_Supplied records:_
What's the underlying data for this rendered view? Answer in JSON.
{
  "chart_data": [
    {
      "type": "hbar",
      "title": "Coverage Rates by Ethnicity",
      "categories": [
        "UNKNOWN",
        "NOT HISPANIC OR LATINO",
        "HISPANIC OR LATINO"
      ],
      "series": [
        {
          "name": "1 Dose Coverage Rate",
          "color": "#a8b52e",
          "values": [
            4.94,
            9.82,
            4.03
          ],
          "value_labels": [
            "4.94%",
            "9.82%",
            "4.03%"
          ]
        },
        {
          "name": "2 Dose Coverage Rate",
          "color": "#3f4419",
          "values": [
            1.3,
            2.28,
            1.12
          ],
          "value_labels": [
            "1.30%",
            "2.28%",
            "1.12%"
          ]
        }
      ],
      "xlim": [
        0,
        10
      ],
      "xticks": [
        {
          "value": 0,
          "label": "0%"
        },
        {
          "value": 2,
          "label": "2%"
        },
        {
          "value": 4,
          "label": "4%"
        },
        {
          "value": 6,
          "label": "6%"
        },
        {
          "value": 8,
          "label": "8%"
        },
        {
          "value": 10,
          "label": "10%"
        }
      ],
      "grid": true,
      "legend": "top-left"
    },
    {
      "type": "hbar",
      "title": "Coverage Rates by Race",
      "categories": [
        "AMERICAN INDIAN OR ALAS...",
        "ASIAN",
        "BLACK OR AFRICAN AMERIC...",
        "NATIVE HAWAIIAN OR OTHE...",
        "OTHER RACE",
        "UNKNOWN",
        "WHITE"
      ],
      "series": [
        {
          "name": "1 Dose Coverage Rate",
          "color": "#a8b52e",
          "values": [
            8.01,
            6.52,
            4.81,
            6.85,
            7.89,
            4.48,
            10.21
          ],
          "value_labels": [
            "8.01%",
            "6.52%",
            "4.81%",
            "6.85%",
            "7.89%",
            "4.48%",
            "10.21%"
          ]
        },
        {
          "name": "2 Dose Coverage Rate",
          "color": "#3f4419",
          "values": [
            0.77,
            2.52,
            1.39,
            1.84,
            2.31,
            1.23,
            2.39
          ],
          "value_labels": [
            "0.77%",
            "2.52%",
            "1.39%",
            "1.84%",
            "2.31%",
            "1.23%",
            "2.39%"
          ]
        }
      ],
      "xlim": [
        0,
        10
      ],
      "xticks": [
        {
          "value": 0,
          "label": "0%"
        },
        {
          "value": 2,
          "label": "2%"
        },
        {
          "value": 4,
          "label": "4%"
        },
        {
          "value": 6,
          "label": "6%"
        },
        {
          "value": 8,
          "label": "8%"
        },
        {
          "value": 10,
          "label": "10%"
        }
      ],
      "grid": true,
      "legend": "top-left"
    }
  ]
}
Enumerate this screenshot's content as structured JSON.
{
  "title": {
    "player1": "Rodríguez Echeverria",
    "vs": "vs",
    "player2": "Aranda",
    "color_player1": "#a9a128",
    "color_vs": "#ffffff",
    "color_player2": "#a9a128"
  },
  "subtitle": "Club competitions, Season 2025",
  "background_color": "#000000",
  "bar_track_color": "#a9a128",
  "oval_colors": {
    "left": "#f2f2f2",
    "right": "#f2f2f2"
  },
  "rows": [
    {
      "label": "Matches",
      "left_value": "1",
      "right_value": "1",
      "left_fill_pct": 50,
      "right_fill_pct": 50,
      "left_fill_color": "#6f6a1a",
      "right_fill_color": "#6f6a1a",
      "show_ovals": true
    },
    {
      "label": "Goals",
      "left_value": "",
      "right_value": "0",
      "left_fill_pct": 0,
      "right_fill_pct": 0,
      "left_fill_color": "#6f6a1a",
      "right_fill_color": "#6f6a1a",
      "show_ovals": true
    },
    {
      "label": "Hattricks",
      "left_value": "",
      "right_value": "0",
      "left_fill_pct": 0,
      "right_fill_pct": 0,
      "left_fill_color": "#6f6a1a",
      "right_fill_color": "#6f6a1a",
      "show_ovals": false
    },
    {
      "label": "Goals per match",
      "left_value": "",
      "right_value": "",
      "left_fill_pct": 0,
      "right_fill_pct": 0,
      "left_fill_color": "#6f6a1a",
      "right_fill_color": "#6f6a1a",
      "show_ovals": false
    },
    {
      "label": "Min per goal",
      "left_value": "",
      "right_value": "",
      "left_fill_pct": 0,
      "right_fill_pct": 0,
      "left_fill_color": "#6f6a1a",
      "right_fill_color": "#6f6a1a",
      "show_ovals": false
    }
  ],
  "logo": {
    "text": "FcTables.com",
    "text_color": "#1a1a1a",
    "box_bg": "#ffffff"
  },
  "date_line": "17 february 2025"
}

_Work to be completed:_ Output the full listing exactly as it stands.

_Exercise solution:_
What's the underlying data for this rendered view? Answer in JSON.
{
  "chart_data": [
    {
      "type": "hbar",
      "title": "Coverage Rates by Ethnicity",
      "categories": [
        "UNKNOWN",
        "NOT HISPANIC OR LATINO",
        "HISPANIC OR LATINO"
      ],
      "series": [
        {
          "name": "1 Dose Coverage Rate",
          "color": "#a8b52e",
          "values": [
            4.94,
            9.82,
            4.03
          ],
          "value_labels": [
            "4.94%",
            "9.82%",
            "4.03%"
          ]
        },
        {
          "name": "2 Dose Coverage Rate",
          "color": "#3f4419",
          "values": [
            1.3,
            2.28,
            1.12
          ],
          "value_labels": [
            "1.30%",
            "2.28%",
            "1.12%"
          ]
        }
      ],
      "xlim": [
        0,
        10
      ],
      "xticks": [
        {
          "value": 0,
          "label": "0%"
        },
        {
          "value": 2,
          "label": "2%"
        },
        {
          "value": 4,
          "label": "4%"
        },
        {
          "value": 6,
          "label": "6%"
        },
        {
          "value": 8,
          "label": "8%"
        },
        {
          "value": 10,
          "label": "10%"
        }
      ],
      "grid": true,
      "legend": "top-left"
    },
    {
      "type": "hbar",
      "title": "Coverage Rates by Race",
      "categories": [
        "AMERICAN INDIAN OR ALAS...",
        "ASIAN",
        "BLACK OR AFRICAN AMERIC...",
        "NATIVE HAWAIIAN OR OTHE...",
        "OTHER RACE",
        "UNKNOWN",
        "WHITE"
      ],
      "series": [
        {
          "name": "1 Dose Coverage Rate",
          "color": "#a8b52e",
          "values": [
            8.01,
            6.52,
            4.81,
            6.85,
            7.89,
            4.48,
            10.21
          ],
          "value_labels": [
            "8.01%",
            "6.52%",
            "4.81%",
            "6.85%",
            "7.89%",
            "4.48%",
            "10.21%"
          ]
        },
        {
          "name": "2 Dose Coverage Rate",
          "color": "#3f4419",
          "values": [
            0.77,
            2.52,
            1.39,
            1.84,
            2.31,
            1.23,
            2.39
          ],
          "value_labels": [
            "0.77%",
            "2.52%",
            "1.39%",
            "1.84%",
            "2.31%",
            "1.23%",
            "2.39%"
          ]
        }
      ],
      "xlim": [
        0,
        10
      ],
      "xticks": [
        {
          "value": 0,
          "label": "0%"
        },
        {
          "value": 2,
          "label": "2%"
        },
        {
          "value": 4,
          "label": "4%"
        },
        {
          "value": 6,
          "label": "6%"
        },
        {
          "value": 8,
          "label": "8%"
        },
        {
          "value": 10,
          "label": "10%"
        }
      ],
      "grid": true,
      "legend": "top-left"
    }
  ]
}
Enumerate this screenshot's content as structured JSON.
{
  "title": {
    "player1": "Rodríguez Echeverria",
    "vs": "vs",
    "player2": "Aranda",
    "color_player1": "#a9a128",
    "color_vs": "#ffffff",
    "color_player2": "#a9a128"
  },
  "subtitle": "Club competitions, Season 2025",
  "background_color": "#000000",
  "bar_track_color": "#a9a128",
  "oval_colors": {
    "left": "#f2f2f2",
    "right": "#f2f2f2"
  },
  "rows": [
    {
      "label": "Matches",
      "left_value": "1",
      "right_value": "1",
      "left_fill_pct": 50,
      "right_fill_pct": 50,
      "left_fill_color": "#6f6a1a",
      "right_fill_color": "#6f6a1a",
      "show_ovals": true
    },
    {
      "label": "Goals",
      "left_value": "",
      "right_value": "0",
      "left_fill_pct": 0,
      "right_fill_pct": 0,
      "left_fill_color": "#6f6a1a",
      "right_fill_color": "#6f6a1a",
      "show_ovals": true
    },
    {
      "label": "Hattricks",
      "left_value": "",
      "right_value": "0",
      "left_fill_pct": 0,
      "right_fill_pct": 0,
      "left_fill_color": "#6f6a1a",
      "right_fill_color": "#6f6a1a",
      "show_ovals": false
    },
    {
      "label": "Goals per match",
      "left_value": "",
      "right_value": "",
      "left_fill_pct": 0,
      "right_fill_pct": 0,
      "left_fill_color": "#6f6a1a",
      "right_fill_color": "#6f6a1a",
      "show_ovals": false
    },
    {
      "label": "Min per goal",
      "left_value": "",
      "right_value": "",
      "left_fill_pct": 0,
      "right_fill_pct": 0,
      "left_fill_color": "#6f6a1a",
      "right_fill_color": "#6f6a1a",
      "show_ovals": false
    }
  ],
  "logo": {
    "text": "FcTables.com",
    "text_color": "#1a1a1a",
    "box_bg": "#ffffff"
  },
  "date_line": "17 february 2025"
}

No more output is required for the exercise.